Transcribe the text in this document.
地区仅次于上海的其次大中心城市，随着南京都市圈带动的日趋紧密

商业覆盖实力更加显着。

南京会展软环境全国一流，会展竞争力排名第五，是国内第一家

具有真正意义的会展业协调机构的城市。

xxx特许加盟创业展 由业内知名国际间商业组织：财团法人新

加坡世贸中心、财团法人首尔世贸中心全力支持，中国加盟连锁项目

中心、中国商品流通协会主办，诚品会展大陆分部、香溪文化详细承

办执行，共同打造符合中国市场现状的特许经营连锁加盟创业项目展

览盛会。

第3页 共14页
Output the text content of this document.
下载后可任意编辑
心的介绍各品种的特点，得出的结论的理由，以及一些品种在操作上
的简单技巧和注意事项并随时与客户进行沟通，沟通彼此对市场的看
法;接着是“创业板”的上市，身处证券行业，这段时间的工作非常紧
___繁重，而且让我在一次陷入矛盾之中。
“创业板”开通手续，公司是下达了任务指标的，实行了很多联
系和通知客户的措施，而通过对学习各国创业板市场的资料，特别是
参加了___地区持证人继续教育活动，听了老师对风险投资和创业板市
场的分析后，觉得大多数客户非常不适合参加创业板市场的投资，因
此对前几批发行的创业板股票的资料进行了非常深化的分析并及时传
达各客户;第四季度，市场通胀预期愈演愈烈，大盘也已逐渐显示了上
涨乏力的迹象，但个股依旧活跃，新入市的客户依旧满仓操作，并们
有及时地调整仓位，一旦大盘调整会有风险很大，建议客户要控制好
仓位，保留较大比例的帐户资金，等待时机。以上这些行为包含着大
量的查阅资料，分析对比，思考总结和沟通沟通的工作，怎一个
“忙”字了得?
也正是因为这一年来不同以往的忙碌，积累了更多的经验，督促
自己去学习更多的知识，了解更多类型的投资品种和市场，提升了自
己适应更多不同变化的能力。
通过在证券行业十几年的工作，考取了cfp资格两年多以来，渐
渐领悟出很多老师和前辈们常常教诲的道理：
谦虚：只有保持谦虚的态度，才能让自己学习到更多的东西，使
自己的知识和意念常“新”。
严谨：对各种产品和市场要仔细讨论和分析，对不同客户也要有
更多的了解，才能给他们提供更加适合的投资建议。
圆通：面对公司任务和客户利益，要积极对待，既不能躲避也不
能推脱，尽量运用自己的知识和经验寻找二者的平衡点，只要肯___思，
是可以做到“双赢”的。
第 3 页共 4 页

━━━━

INSTRUCTION:
Output an exact copy of each record.

RESULT FOR THIS EXERCISE:
Transcribe the text in this document.
地区仅次于上海的其次大中心城市，随着南京都市圈带动的日趋紧密

商业覆盖实力更加显着。

南京会展软环境全国一流，会展竞争力排名第五，是国内第一家

具有真正意义的会展业协调机构的城市。

xxx特许加盟创业展 由业内知名国际间商业组织：财团法人新

加坡世贸中心、财团法人首尔世贸中心全力支持，中国加盟连锁项目

中心、中国商品流通协会主办，诚品会展大陆分部、香溪文化详细承

办执行，共同打造符合中国市场现状的特许经营连锁加盟创业项目展

览盛会。

第3页 共14页
Output the text content of this document.
下载后可任意编辑
心的介绍各品种的特点，得出的结论的理由，以及一些品种在操作上
的简单技巧和注意事项并随时与客户进行沟通，沟通彼此对市场的看
法;接着是“创业板”的上市，身处证券行业，这段时间的工作非常紧
___繁重，而且让我在一次陷入矛盾之中。
“创业板”开通手续，公司是下达了任务指标的，实行了很多联
系和通知客户的措施，而通过对学习各国创业板市场的资料，特别是
参加了___地区持证人继续教育活动，听了老师对风险投资和创业板市
场的分析后，觉得大多数客户非常不适合参加创业板市场的投资，因
此对前几批发行的创业板股票的资料进行了非常深化的分析并及时传
达各客户;第四季度，市场通胀预期愈演愈烈，大盘也已逐渐显示了上
涨乏力的迹象，但个股依旧活跃，新入市的客户依旧满仓操作，并们
有及时地调整仓位，一旦大盘调整会有风险很大，建议客户要控制好
仓位，保留较大比例的帐户资金，等待时机。以上这些行为包含着大
量的查阅资料，分析对比，思考总结和沟通沟通的工作，怎一个
“忙”字了得?
也正是因为这一年来不同以往的忙碌，积累了更多的经验，督促
自己去学习更多的知识，了解更多类型的投资品种和市场，提升了自
己适应更多不同变化的能力。
通过在证券行业十几年的工作，考取了cfp资格两年多以来，渐
渐领悟出很多老师和前辈们常常教诲的道理：
谦虚：只有保持谦虚的态度，才能让自己学习到更多的东西，使
自己的知识和意念常“新”。
严谨：对各种产品和市场要仔细讨论和分析，对不同客户也要有
更多的了解，才能给他们提供更加适合的投资建议。
圆通：面对公司任务和客户利益，要积极对待，既不能躲避也不
能推脱，尽量运用自己的知识和经验寻找二者的平衡点，只要肯___思，
是可以做到“双赢”的。
第 3 页共 4 页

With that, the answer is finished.